- What to work on:
Of all the lines in the material, how many include the word "JSON"? Reply with the number alone.

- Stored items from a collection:
····················

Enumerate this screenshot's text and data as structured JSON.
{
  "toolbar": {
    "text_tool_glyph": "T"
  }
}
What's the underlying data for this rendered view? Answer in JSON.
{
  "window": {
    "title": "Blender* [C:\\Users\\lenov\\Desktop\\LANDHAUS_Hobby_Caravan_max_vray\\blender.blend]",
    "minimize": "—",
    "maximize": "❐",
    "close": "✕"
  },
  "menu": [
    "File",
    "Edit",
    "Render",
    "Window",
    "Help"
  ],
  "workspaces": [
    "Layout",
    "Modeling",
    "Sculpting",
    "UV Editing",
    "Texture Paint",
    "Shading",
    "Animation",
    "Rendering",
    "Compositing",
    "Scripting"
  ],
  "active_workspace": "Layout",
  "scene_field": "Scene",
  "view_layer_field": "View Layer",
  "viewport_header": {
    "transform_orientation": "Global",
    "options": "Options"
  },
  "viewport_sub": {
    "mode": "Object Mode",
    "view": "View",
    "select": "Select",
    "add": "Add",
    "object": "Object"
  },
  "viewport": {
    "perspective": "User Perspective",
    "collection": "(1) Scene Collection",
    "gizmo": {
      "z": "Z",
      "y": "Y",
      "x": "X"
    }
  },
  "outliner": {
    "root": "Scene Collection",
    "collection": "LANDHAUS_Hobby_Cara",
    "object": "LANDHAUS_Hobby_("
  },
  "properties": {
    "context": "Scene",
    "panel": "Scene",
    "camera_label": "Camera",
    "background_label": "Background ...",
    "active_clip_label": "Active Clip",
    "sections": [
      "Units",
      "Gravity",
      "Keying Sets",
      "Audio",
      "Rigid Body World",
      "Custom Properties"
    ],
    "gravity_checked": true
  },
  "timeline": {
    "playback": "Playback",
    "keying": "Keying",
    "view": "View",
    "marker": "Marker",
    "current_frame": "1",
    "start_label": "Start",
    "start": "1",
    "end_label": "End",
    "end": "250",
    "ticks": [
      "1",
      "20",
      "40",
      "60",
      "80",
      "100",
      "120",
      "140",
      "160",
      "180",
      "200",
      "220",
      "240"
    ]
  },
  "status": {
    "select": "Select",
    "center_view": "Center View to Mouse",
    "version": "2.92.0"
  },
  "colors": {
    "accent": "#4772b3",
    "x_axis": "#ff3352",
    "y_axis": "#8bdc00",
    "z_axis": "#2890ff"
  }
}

····················

- Correct response:
2